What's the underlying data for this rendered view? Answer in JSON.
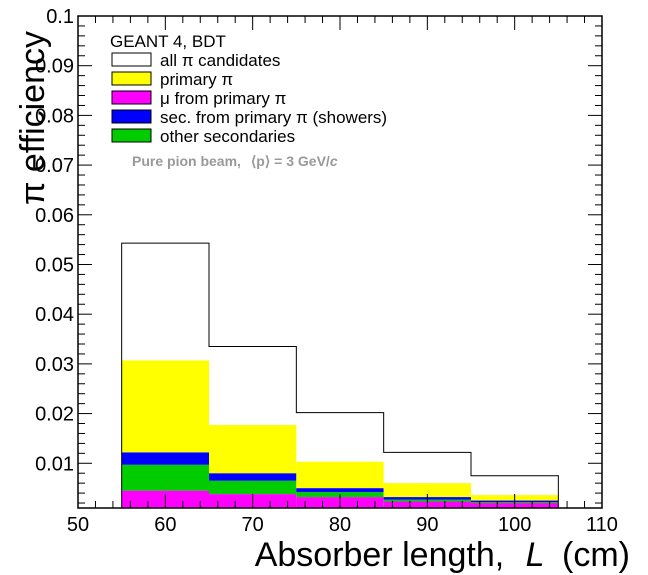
{
  "chart_data": {
    "type": "bar",
    "subtype": "stacked histogram",
    "xlabel_prefix": "Absorber length,",
    "xlabel_var": "L",
    "xlabel_unit": "(cm)",
    "ylabel": "π efficiency",
    "xlim": [
      50,
      110
    ],
    "ylim": [
      0.001,
      0.1
    ],
    "xticks": [
      50,
      60,
      70,
      80,
      90,
      100,
      110
    ],
    "yticks": [
      0.01,
      0.02,
      0.03,
      0.04,
      0.05,
      0.06,
      0.07,
      0.08,
      0.09,
      0.1
    ],
    "ytick_labels": [
      "0.01",
      "0.02",
      "0.03",
      "0.04",
      "0.05",
      "0.06",
      "0.07",
      "0.08",
      "0.09",
      "0.1"
    ],
    "bin_edges": [
      55,
      65,
      75,
      85,
      95,
      105
    ],
    "legend_title": "GEANT 4, BDT",
    "legend_position": "top-left",
    "annotation": {
      "prefix": "Pure pion beam,",
      "mean": "⟨p⟩ = 3 GeV/",
      "unit": "c"
    },
    "series": [
      {
        "name": "all   π candidates",
        "key": "all",
        "style": "outline",
        "color": "#000000",
        "values": [
          0.0533,
          0.0325,
          0.0192,
          0.0112,
          0.0065
        ]
      },
      {
        "name": "primary   π",
        "key": "primary",
        "color": "#ffff00",
        "values": [
          0.0185,
          0.0097,
          0.0053,
          0.0028,
          0.0011
        ]
      },
      {
        "name": "μ from primary   π",
        "key": "mu",
        "color": "#ff00ff",
        "values": [
          0.0035,
          0.0028,
          0.0022,
          0.0013,
          0.001
        ]
      },
      {
        "name": "sec. from primary   π (showers)",
        "key": "sec",
        "color": "#0000ff",
        "values": [
          0.0025,
          0.0015,
          0.0008,
          0.0005,
          0.0003
        ]
      },
      {
        "name": "other secondaries",
        "key": "other",
        "color": "#00cc00",
        "values": [
          0.0052,
          0.0027,
          0.001,
          0.0004,
          0.0002
        ]
      }
    ]
  }
}
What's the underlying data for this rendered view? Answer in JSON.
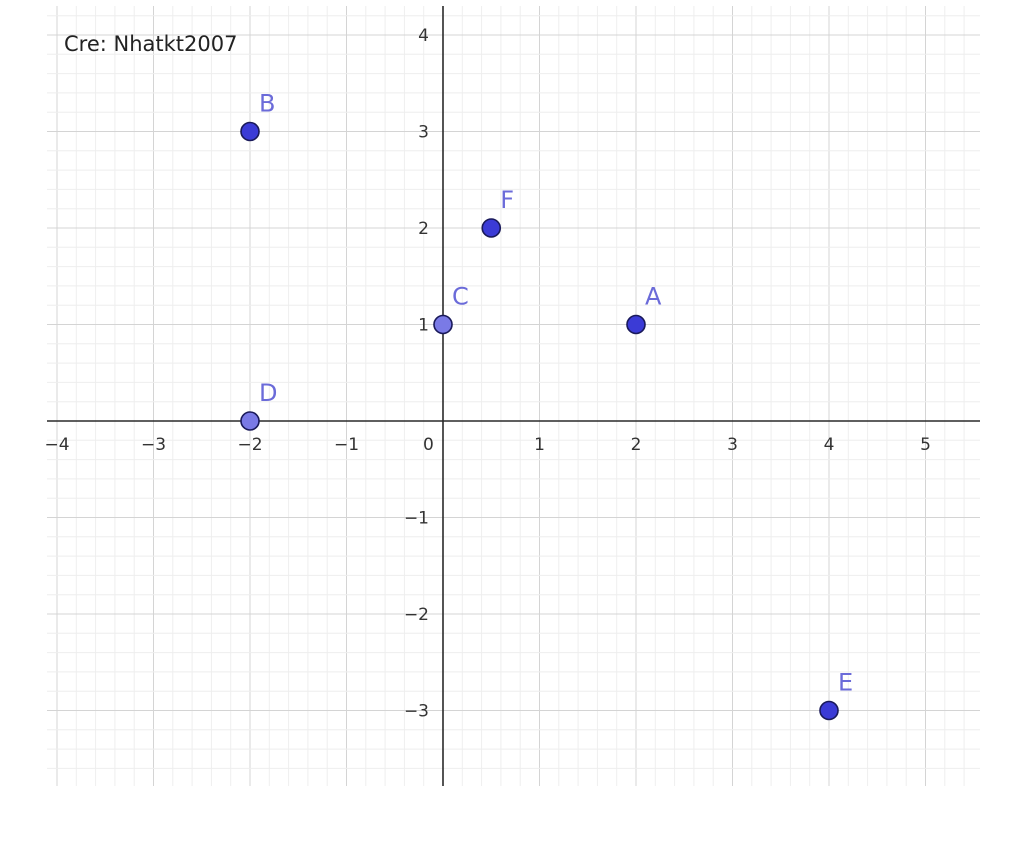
{
  "credit": "Cre: Nhatkt2007",
  "chart_data": {
    "type": "scatter",
    "xlim": [
      -4.05,
      5.55
    ],
    "ylim": [
      -3.8,
      4.3
    ],
    "grid": true,
    "minor_divisions": 5,
    "x_ticks": [
      -4,
      -3,
      -2,
      -1,
      0,
      1,
      2,
      3,
      4,
      5
    ],
    "y_ticks": [
      -3,
      -2,
      -1,
      1,
      2,
      3,
      4
    ],
    "x_tick_labels": [
      "−4",
      "−3",
      "−2",
      "−1",
      "0",
      "1",
      "2",
      "3",
      "4",
      "5"
    ],
    "y_tick_labels": [
      "−3",
      "−2",
      "−1",
      "1",
      "2",
      "3",
      "4"
    ],
    "points": [
      {
        "label": "B",
        "x": -2,
        "y": 3,
        "color": "#3b3bd6"
      },
      {
        "label": "F",
        "x": 0.5,
        "y": 2,
        "color": "#3b3bd6"
      },
      {
        "label": "C",
        "x": 0,
        "y": 1,
        "color": "#7a7ae6"
      },
      {
        "label": "A",
        "x": 2,
        "y": 1,
        "color": "#3b3bd6"
      },
      {
        "label": "D",
        "x": -2,
        "y": 0,
        "color": "#7a7ae6"
      },
      {
        "label": "E",
        "x": 4,
        "y": -3,
        "color": "#3b3bd6"
      }
    ],
    "label_color": "#6b6bd9",
    "axis_color": "#2a2a2a"
  }
}
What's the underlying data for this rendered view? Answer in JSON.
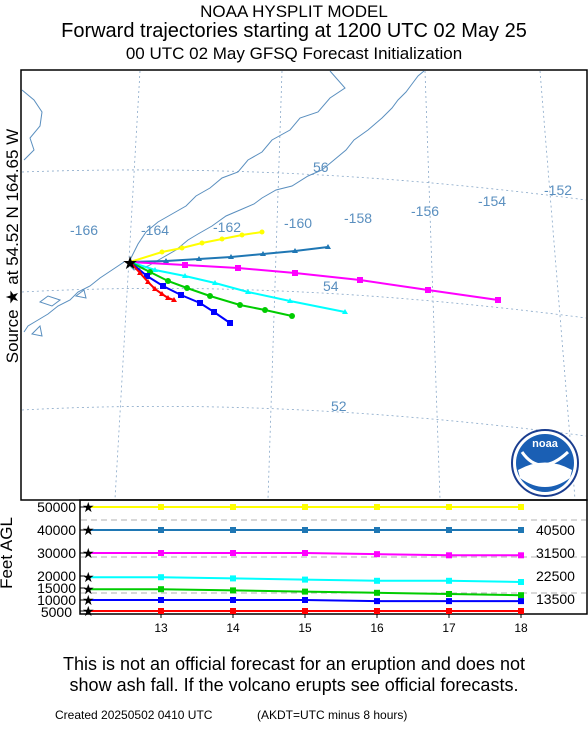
{
  "header": {
    "line1": "NOAA HYSPLIT MODEL",
    "line2": "Forward trajectories starting at 1200 UTC 02 May 25",
    "line3": "00 UTC 02 May     GFSQ  Forecast Initialization"
  },
  "side_label": "Source ★  at    54.52 N  164.65 W",
  "map": {
    "longitude_labels": [
      "-166",
      "-164",
      "-162",
      "-160",
      "-158",
      "-156",
      "-154",
      "-152"
    ],
    "latitude_labels": [
      "56",
      "54",
      "52"
    ],
    "logo_text": "noaa"
  },
  "height_panel": {
    "ylabel": "Feet AGL",
    "ytick_labels": [
      "50000",
      "40000",
      "30000",
      "20000",
      "15000",
      "10000",
      "5000"
    ],
    "xtick_labels": [
      "13",
      "14",
      "15",
      "16",
      "17",
      "18"
    ],
    "right_labels": [
      "40500",
      "31500",
      "22500",
      "13500"
    ]
  },
  "chart_data": {
    "type": "line",
    "title": "Forward trajectories starting at 1200 UTC 02 May 25",
    "xlabel": "",
    "ylabel": "Feet AGL",
    "x": [
      13,
      14,
      15,
      16,
      17,
      18
    ],
    "ylim": [
      0,
      52500
    ],
    "colors": {
      "yellow": "#ffff00",
      "steelblue": "#1f77b4",
      "magenta": "#ff00ff",
      "cyan": "#00ffff",
      "green": "#00cc00",
      "blue": "#0000ff",
      "red": "#ff0000"
    },
    "series": [
      {
        "color": "#ffff00",
        "values": [
          50000,
          50000,
          50000,
          50000,
          50000,
          50000
        ]
      },
      {
        "color": "#1f77b4",
        "values": [
          40000,
          40000,
          40000,
          40000,
          40000,
          40000
        ]
      },
      {
        "color": "#ff00ff",
        "values": [
          30000,
          30000,
          30000,
          29500,
          29000,
          29000
        ]
      },
      {
        "color": "#00ffff",
        "values": [
          19500,
          19000,
          18500,
          18000,
          18000,
          17500
        ]
      },
      {
        "color": "#00cc00",
        "values": [
          14500,
          14000,
          13500,
          13000,
          12500,
          12000
        ]
      },
      {
        "color": "#0000ff",
        "values": [
          10000,
          10000,
          10000,
          9500,
          9500,
          9500
        ]
      },
      {
        "color": "#ff0000",
        "values": [
          5000,
          5000,
          5000,
          5000,
          5000,
          5000
        ]
      }
    ]
  },
  "footer": {
    "disclaimer1": "This is not an official forecast for an eruption and does not",
    "disclaimer2": "show ash fall. If the volcano erupts see official forecasts.",
    "created": "Created 20250502 0410 UTC",
    "akdt": "(AKDT=UTC minus 8 hours)"
  }
}
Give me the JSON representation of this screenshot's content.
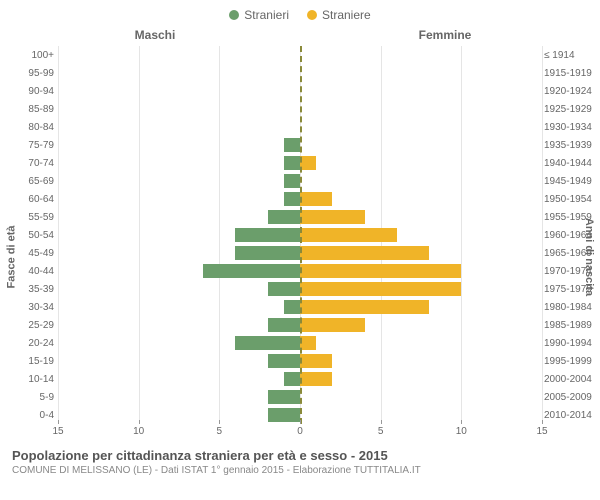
{
  "chart": {
    "type": "population-pyramid",
    "legend": {
      "male": {
        "label": "Stranieri",
        "color": "#6b9e6b"
      },
      "female": {
        "label": "Straniere",
        "color": "#f0b428"
      }
    },
    "headers": {
      "left": "Maschi",
      "right": "Femmine"
    },
    "y_axis_left_title": "Fasce di età",
    "y_axis_right_title": "Anni di nascita",
    "x_axis": {
      "min": -15,
      "max": 15,
      "step": 5,
      "ticks": [
        15,
        10,
        5,
        0,
        5,
        10,
        15
      ],
      "tick_positions_pct": [
        0,
        16.67,
        33.33,
        50,
        66.67,
        83.33,
        100
      ]
    },
    "grid_color": "#e5e5e5",
    "zero_line_color": "#8a8a3a",
    "background": "#ffffff",
    "rows": [
      {
        "age": "100+",
        "birth": "≤ 1914",
        "m": 0,
        "f": 0
      },
      {
        "age": "95-99",
        "birth": "1915-1919",
        "m": 0,
        "f": 0
      },
      {
        "age": "90-94",
        "birth": "1920-1924",
        "m": 0,
        "f": 0
      },
      {
        "age": "85-89",
        "birth": "1925-1929",
        "m": 0,
        "f": 0
      },
      {
        "age": "80-84",
        "birth": "1930-1934",
        "m": 0,
        "f": 0
      },
      {
        "age": "75-79",
        "birth": "1935-1939",
        "m": 1,
        "f": 0
      },
      {
        "age": "70-74",
        "birth": "1940-1944",
        "m": 1,
        "f": 1
      },
      {
        "age": "65-69",
        "birth": "1945-1949",
        "m": 1,
        "f": 0
      },
      {
        "age": "60-64",
        "birth": "1950-1954",
        "m": 1,
        "f": 2
      },
      {
        "age": "55-59",
        "birth": "1955-1959",
        "m": 2,
        "f": 4
      },
      {
        "age": "50-54",
        "birth": "1960-1964",
        "m": 4,
        "f": 6
      },
      {
        "age": "45-49",
        "birth": "1965-1969",
        "m": 4,
        "f": 8
      },
      {
        "age": "40-44",
        "birth": "1970-1974",
        "m": 6,
        "f": 10
      },
      {
        "age": "35-39",
        "birth": "1975-1979",
        "m": 2,
        "f": 10
      },
      {
        "age": "30-34",
        "birth": "1980-1984",
        "m": 1,
        "f": 8
      },
      {
        "age": "25-29",
        "birth": "1985-1989",
        "m": 2,
        "f": 4
      },
      {
        "age": "20-24",
        "birth": "1990-1994",
        "m": 4,
        "f": 1
      },
      {
        "age": "15-19",
        "birth": "1995-1999",
        "m": 2,
        "f": 2
      },
      {
        "age": "10-14",
        "birth": "2000-2004",
        "m": 1,
        "f": 2
      },
      {
        "age": "5-9",
        "birth": "2005-2009",
        "m": 2,
        "f": 0
      },
      {
        "age": "0-4",
        "birth": "2010-2014",
        "m": 2,
        "f": 0
      }
    ]
  },
  "caption": {
    "title": "Popolazione per cittadinanza straniera per età e sesso - 2015",
    "subtitle": "COMUNE DI MELISSANO (LE) - Dati ISTAT 1° gennaio 2015 - Elaborazione TUTTITALIA.IT"
  }
}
========
■ **Exercise details**
Take each line containing the string "official" and copy it out.

■ **Output of the task**
    "disclaimer1": "This is not an official forecast for an eruption and does not",
    "disclaimer2": "show ash fall. If the volcano erupts see official forecasts.",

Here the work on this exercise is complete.